Output the entries below exactly as written, omitting pictures.

_Collection entries_.
────────────────────

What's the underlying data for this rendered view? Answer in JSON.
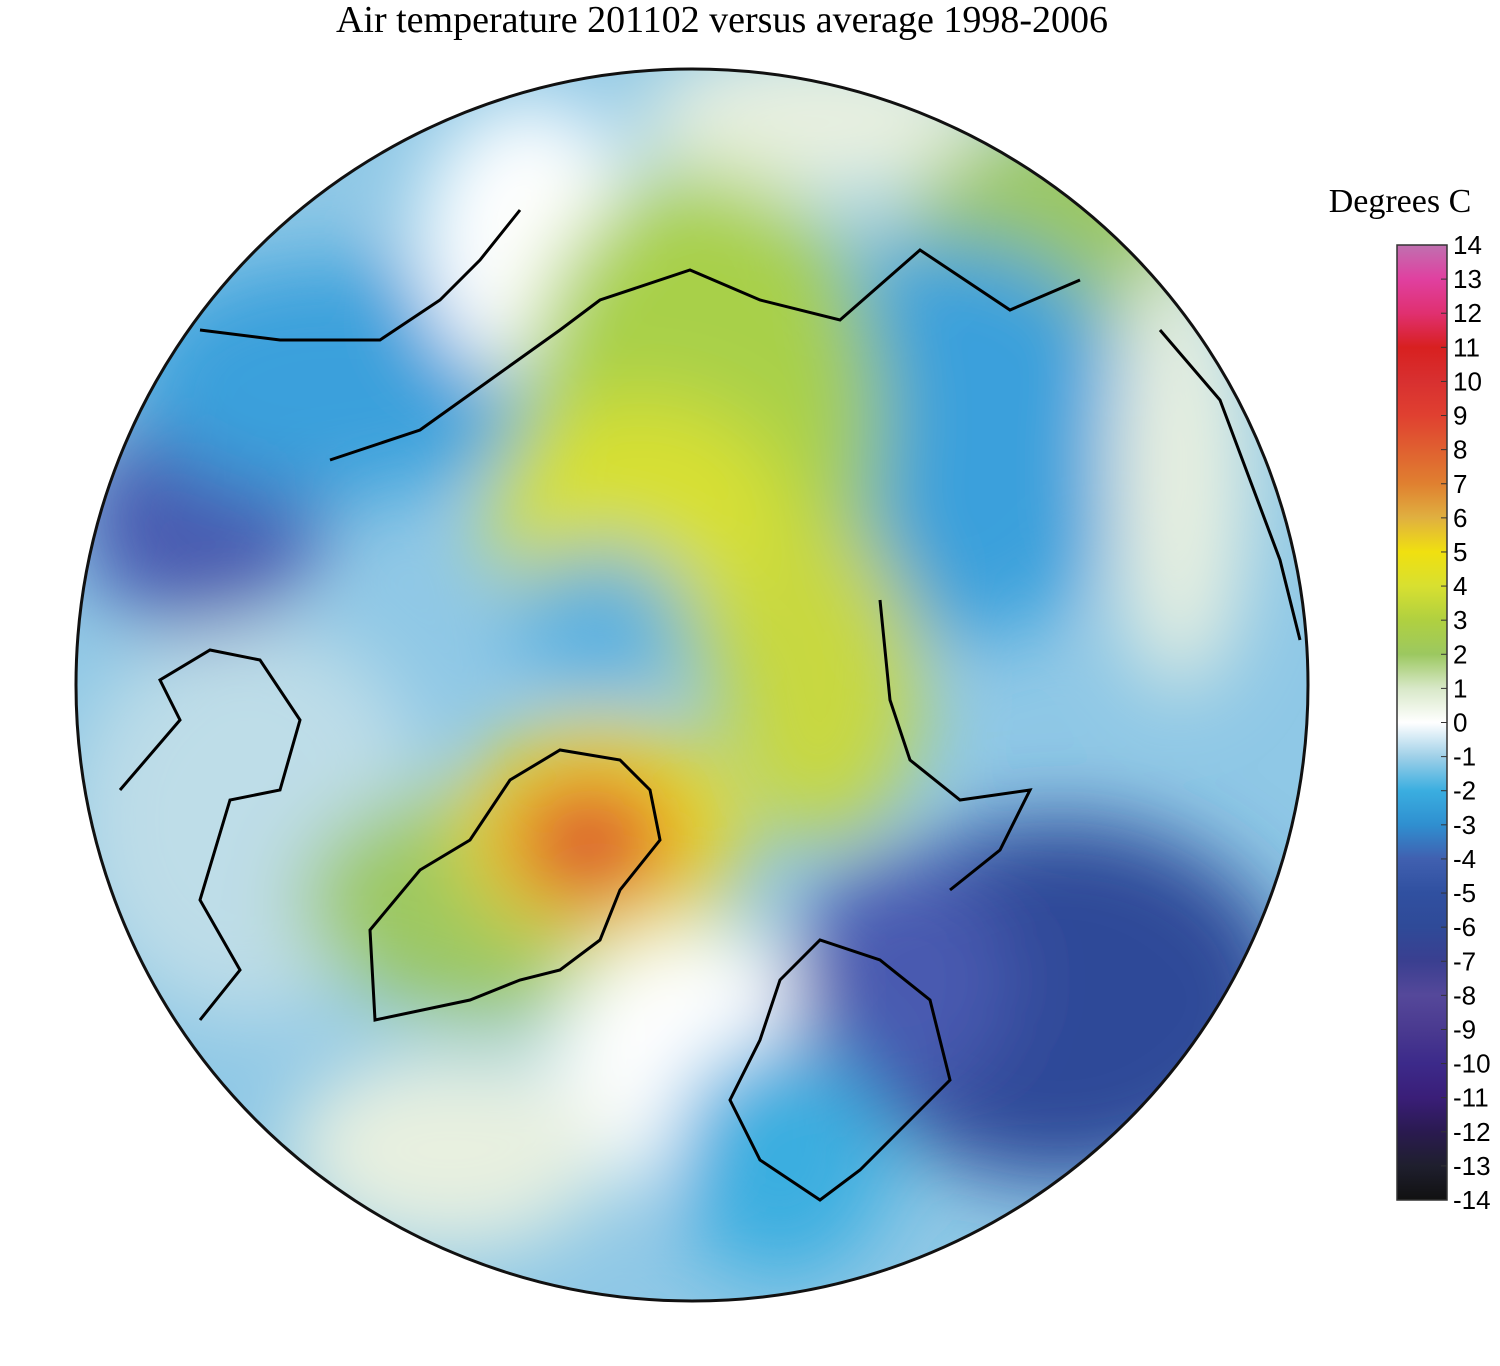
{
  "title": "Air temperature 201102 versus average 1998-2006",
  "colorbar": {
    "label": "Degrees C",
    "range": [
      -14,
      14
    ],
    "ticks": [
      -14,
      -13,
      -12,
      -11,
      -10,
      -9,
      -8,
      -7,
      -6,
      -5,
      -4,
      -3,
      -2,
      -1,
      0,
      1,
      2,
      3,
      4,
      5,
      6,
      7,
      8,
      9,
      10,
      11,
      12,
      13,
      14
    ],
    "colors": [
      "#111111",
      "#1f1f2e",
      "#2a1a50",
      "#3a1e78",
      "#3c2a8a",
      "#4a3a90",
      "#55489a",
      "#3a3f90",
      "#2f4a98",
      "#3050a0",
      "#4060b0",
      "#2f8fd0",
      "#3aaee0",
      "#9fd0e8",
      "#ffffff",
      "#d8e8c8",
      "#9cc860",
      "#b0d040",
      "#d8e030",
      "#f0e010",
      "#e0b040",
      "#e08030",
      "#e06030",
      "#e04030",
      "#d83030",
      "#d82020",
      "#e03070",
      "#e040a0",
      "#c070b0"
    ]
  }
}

────────────────────

_Written response_.
What's the underlying data for this rendered view? Answer in JSON.
{
  "title": "Air temperature 201102 versus average 1998-2006",
  "colorbar": {
    "label": "Degrees C",
    "range": [
      -14,
      14
    ],
    "ticks": [
      -14,
      -13,
      -12,
      -11,
      -10,
      -9,
      -8,
      -7,
      -6,
      -5,
      -4,
      -3,
      -2,
      -1,
      0,
      1,
      2,
      3,
      4,
      5,
      6,
      7,
      8,
      9,
      10,
      11,
      12,
      13,
      14
    ],
    "colors": [
      "#111111",
      "#1f1f2e",
      "#2a1a50",
      "#3a1e78",
      "#3c2a8a",
      "#4a3a90",
      "#55489a",
      "#3a3f90",
      "#2f4a98",
      "#3050a0",
      "#4060b0",
      "#2f8fd0",
      "#3aaee0",
      "#9fd0e8",
      "#ffffff",
      "#d8e8c8",
      "#9cc860",
      "#b0d040",
      "#d8e030",
      "#f0e010",
      "#e0b040",
      "#e08030",
      "#e06030",
      "#e04030",
      "#d83030",
      "#d82020",
      "#e03070",
      "#e040a0",
      "#c070b0"
    ]
  }
}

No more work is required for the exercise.